Data entries:
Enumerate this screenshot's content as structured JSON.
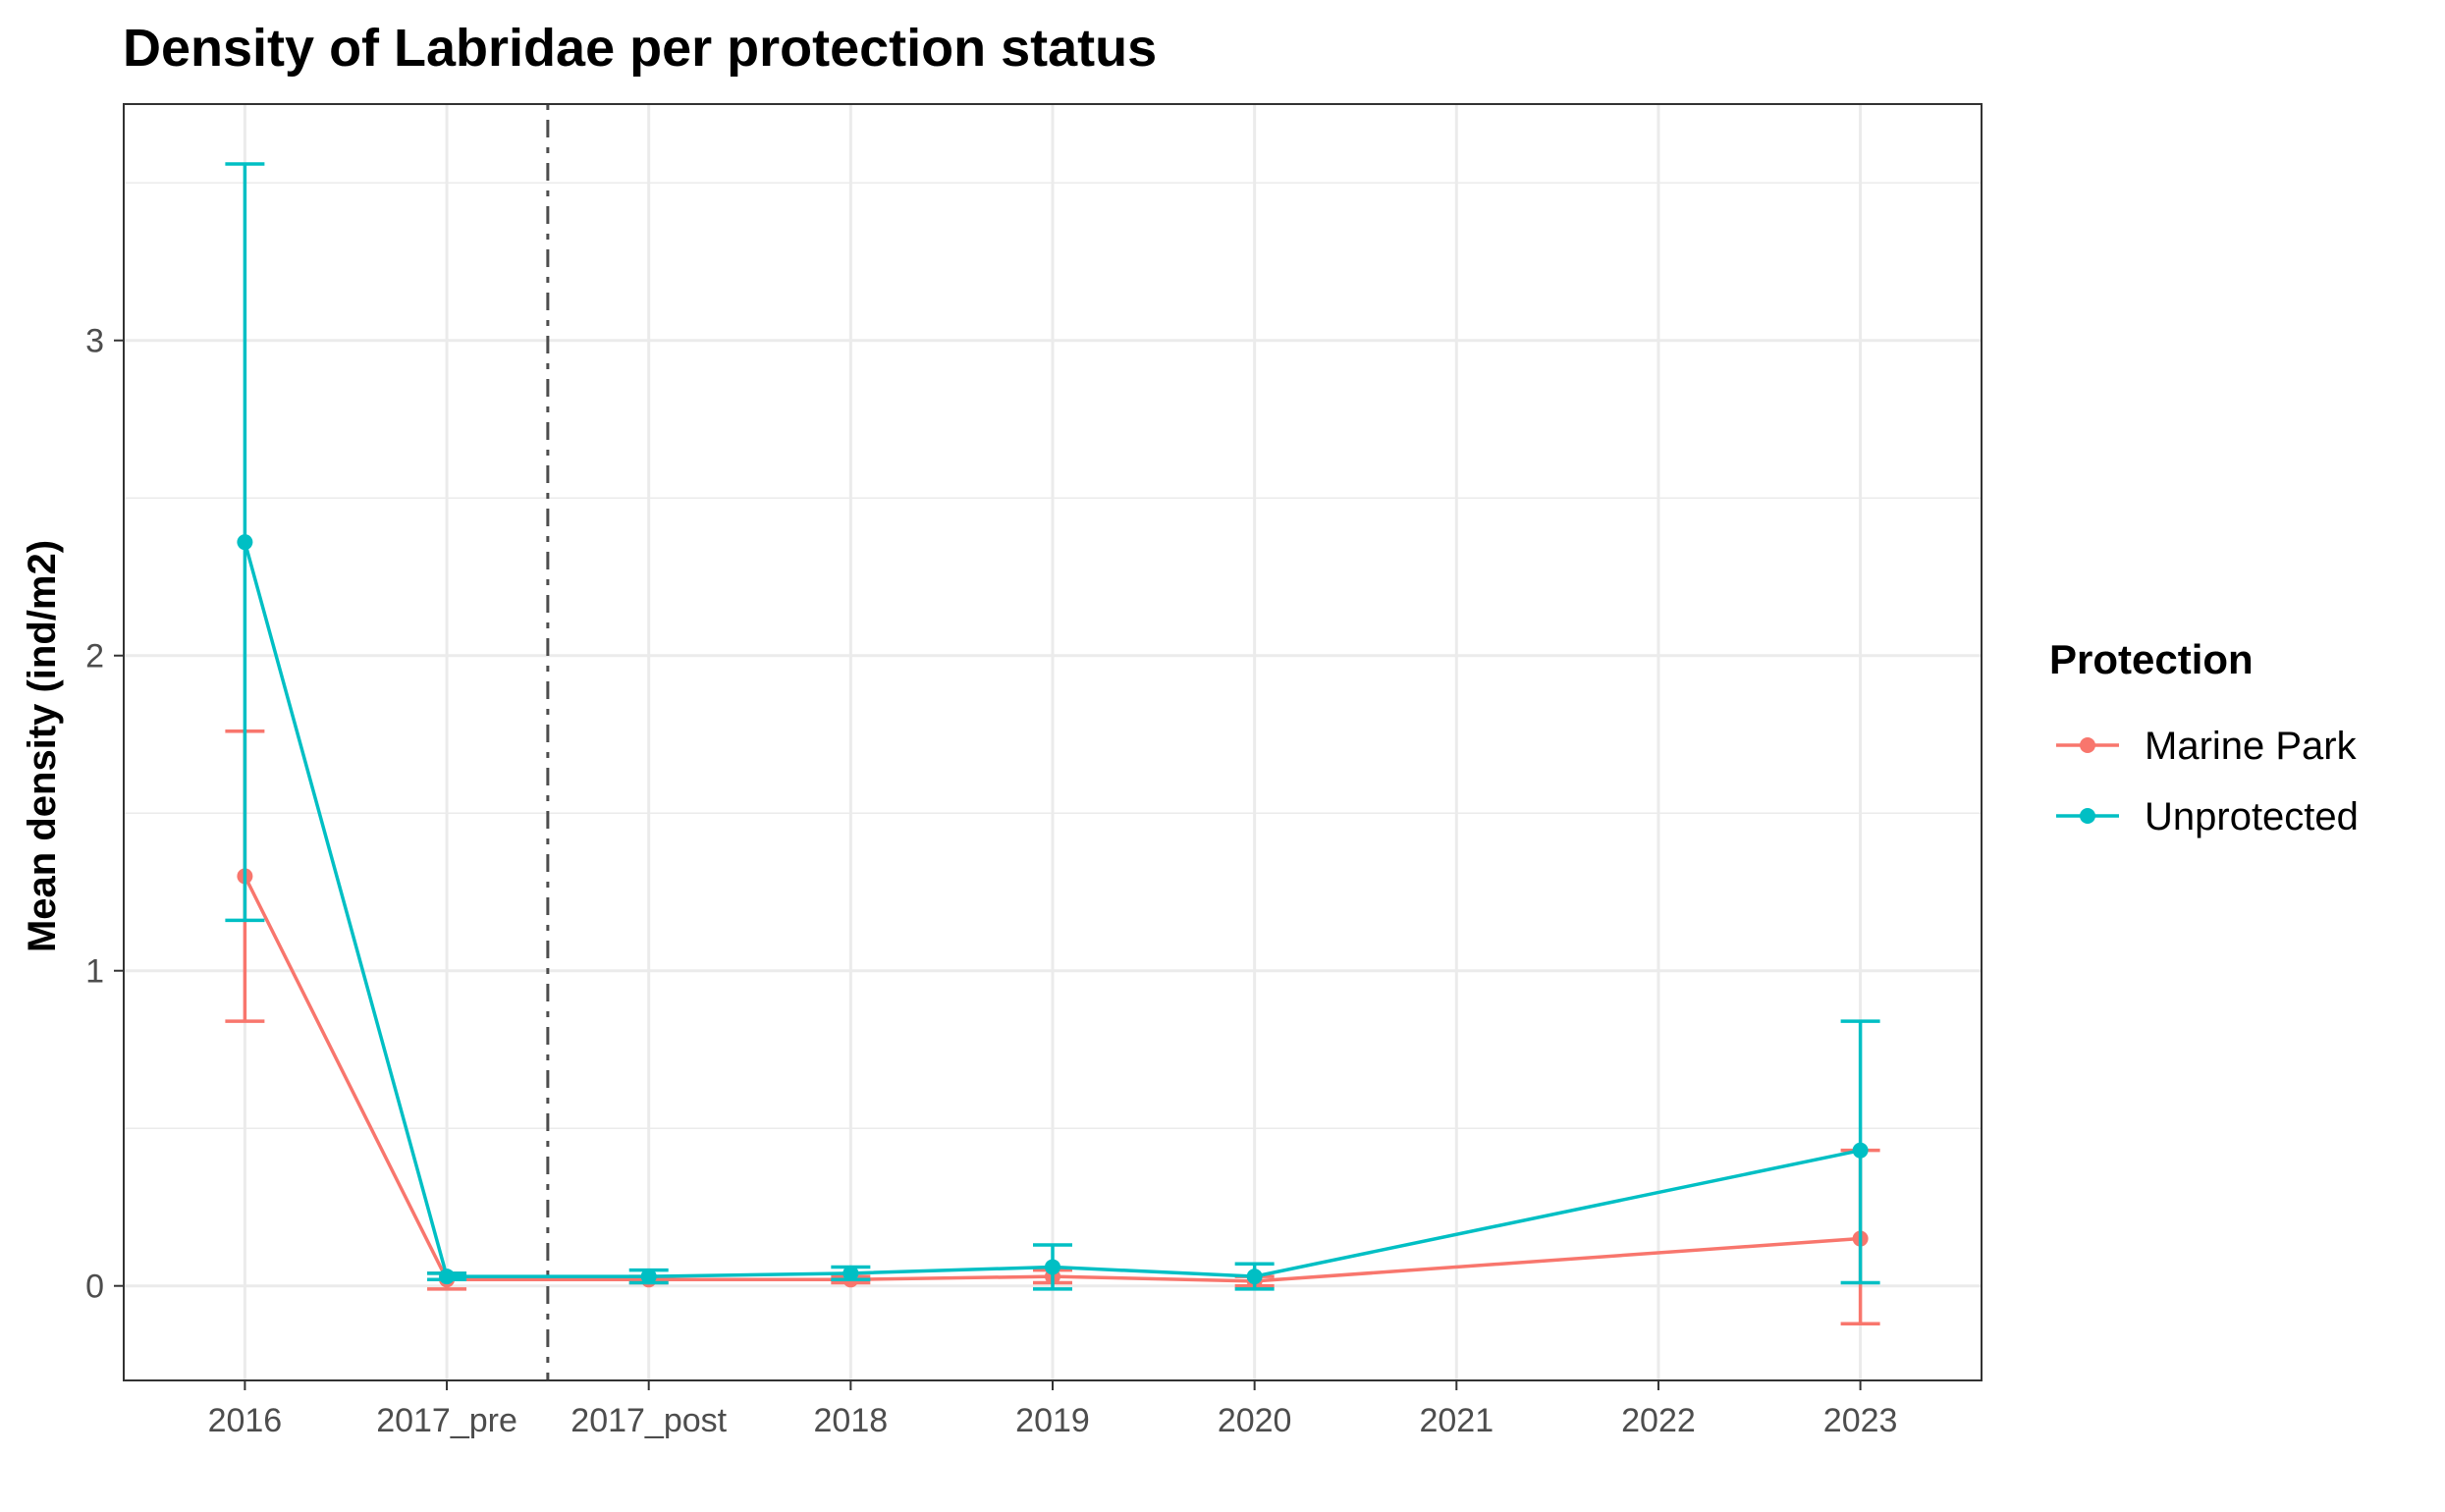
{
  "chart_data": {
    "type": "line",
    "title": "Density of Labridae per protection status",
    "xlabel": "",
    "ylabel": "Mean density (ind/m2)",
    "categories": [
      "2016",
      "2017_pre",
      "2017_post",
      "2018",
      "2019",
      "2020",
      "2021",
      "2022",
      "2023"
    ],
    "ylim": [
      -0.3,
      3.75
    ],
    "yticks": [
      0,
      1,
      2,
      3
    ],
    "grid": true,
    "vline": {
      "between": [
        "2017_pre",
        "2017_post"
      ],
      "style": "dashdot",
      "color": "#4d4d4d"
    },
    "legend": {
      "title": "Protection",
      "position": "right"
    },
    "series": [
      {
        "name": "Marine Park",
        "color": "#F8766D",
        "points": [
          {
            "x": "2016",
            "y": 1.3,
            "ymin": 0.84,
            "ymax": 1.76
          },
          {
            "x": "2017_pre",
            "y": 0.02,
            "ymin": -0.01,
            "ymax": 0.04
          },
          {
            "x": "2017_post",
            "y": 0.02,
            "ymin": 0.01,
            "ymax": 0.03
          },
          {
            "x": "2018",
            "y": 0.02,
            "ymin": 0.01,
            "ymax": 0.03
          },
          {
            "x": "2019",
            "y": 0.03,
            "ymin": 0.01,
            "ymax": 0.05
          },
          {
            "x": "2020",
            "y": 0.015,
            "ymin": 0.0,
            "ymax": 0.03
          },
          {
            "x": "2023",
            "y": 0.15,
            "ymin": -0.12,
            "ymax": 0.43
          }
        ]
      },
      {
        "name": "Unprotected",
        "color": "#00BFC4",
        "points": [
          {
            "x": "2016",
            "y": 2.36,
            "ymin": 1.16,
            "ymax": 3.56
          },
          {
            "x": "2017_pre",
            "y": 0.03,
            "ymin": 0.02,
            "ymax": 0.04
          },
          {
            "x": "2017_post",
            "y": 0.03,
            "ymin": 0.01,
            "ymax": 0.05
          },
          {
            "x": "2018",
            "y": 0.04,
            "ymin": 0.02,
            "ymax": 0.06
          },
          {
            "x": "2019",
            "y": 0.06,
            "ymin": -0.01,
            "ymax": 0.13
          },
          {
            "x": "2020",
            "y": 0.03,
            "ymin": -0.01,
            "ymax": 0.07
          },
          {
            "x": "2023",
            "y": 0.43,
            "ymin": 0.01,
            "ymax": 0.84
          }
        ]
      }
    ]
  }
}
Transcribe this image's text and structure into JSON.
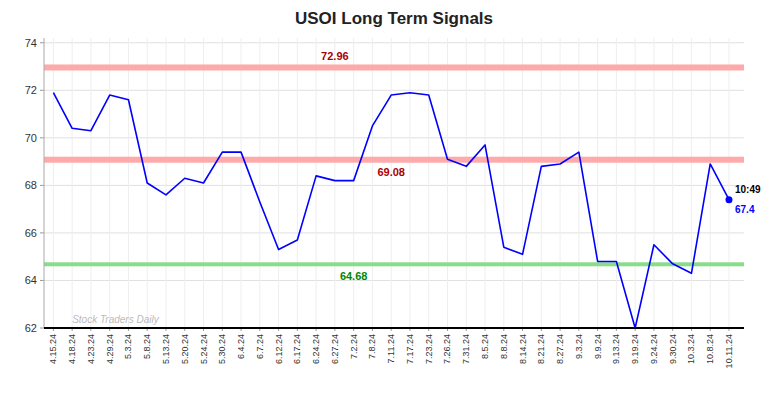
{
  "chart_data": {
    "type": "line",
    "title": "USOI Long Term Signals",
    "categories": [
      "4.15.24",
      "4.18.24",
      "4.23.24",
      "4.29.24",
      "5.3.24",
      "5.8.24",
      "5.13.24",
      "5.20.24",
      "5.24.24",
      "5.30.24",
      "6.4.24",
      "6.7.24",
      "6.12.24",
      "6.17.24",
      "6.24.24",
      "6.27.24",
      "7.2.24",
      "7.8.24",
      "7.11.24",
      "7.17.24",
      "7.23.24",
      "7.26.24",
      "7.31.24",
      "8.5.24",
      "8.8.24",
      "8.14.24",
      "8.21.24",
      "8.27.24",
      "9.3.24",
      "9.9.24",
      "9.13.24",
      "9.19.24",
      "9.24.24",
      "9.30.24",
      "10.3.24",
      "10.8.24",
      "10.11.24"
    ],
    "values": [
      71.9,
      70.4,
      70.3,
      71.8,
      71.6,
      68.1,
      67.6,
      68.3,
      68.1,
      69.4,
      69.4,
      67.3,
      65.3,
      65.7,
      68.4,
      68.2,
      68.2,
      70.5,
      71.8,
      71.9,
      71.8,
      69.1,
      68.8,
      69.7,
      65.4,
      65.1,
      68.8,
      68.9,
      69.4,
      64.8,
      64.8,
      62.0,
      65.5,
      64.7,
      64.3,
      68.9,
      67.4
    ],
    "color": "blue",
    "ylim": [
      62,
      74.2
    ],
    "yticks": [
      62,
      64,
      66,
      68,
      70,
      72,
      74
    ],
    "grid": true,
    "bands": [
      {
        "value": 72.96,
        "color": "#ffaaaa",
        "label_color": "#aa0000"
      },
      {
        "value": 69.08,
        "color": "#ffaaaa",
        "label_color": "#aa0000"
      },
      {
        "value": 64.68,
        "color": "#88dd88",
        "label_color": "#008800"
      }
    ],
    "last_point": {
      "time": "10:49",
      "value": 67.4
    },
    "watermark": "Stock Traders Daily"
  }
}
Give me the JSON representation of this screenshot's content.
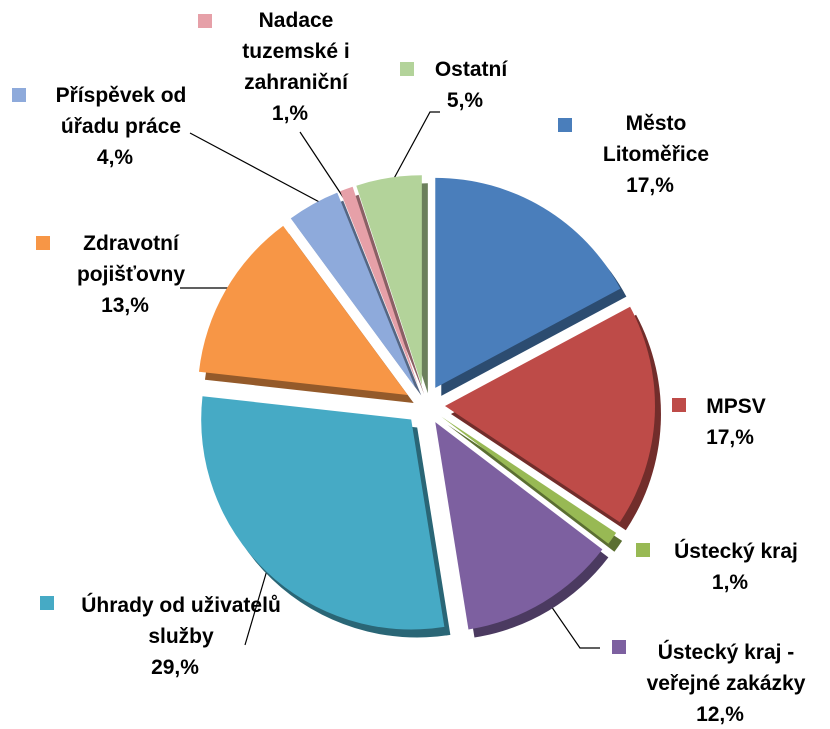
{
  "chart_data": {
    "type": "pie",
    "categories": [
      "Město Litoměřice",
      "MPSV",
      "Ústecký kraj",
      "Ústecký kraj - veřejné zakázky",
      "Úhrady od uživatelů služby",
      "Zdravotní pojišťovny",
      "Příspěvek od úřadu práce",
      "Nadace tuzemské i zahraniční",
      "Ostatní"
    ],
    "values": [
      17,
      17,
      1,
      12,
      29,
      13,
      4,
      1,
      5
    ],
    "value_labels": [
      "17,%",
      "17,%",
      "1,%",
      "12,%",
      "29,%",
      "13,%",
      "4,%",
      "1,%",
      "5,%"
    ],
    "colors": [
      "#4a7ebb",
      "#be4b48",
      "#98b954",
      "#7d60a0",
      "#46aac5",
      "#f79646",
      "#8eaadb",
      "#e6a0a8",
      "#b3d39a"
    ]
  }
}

What the task asks: Pick out each line containing "screenshot" and report it.

Solution to the problem:
Enumerate this screenshot's content as structured JSON.
Give me the JSON representation of this screenshot's content.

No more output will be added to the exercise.